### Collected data
* * * * * * *
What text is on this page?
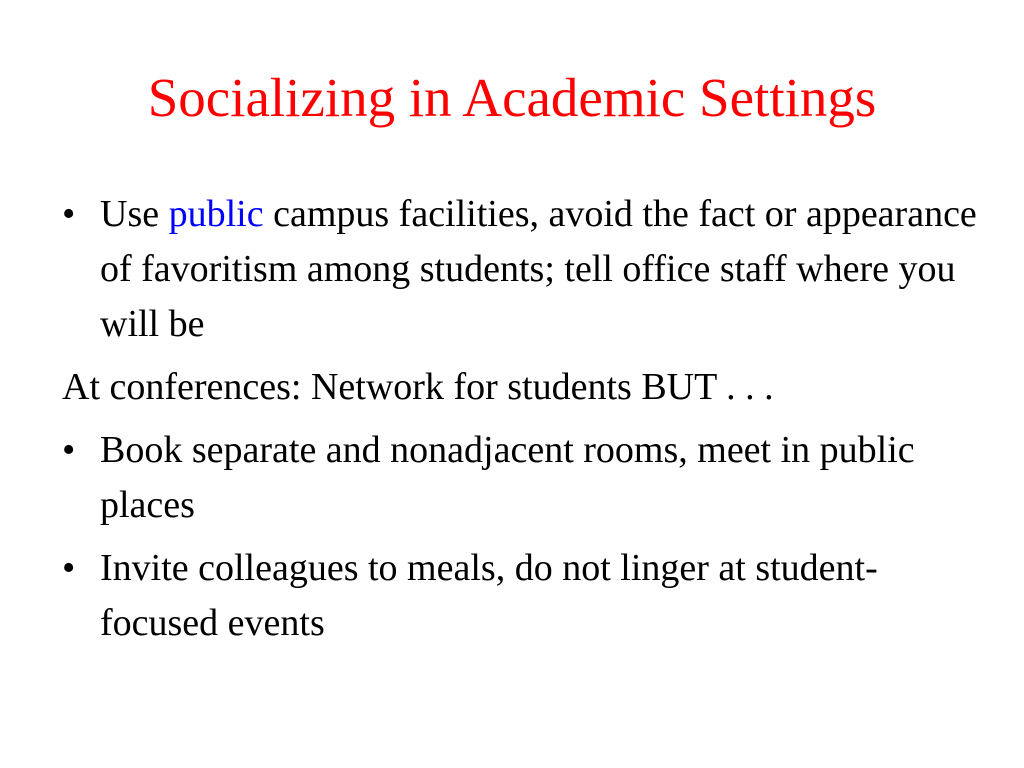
Socializing in Academic Settings
• Use public campus facilities, avoid the fact or appearance of favoritism among students; tell office staff where you will be
At conferences: Network for students BUT . . .
• Book separate and nonadjacent rooms, meet in public places
• Invite colleagues to meals, do not linger at student-focused events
* * * * * * *
### Task statement
Leave out the pictures and repeat everything else in the records exactly.

### Response to the task
What text is on this page?
Socializing in Academic Settings
• Use public campus facilities, avoid the fact or appearance of favoritism among students; tell office staff where you will be
At conferences: Network for students BUT . . .
• Book separate and nonadjacent rooms, meet in public places
• Invite colleagues to meals, do not linger at student-focused events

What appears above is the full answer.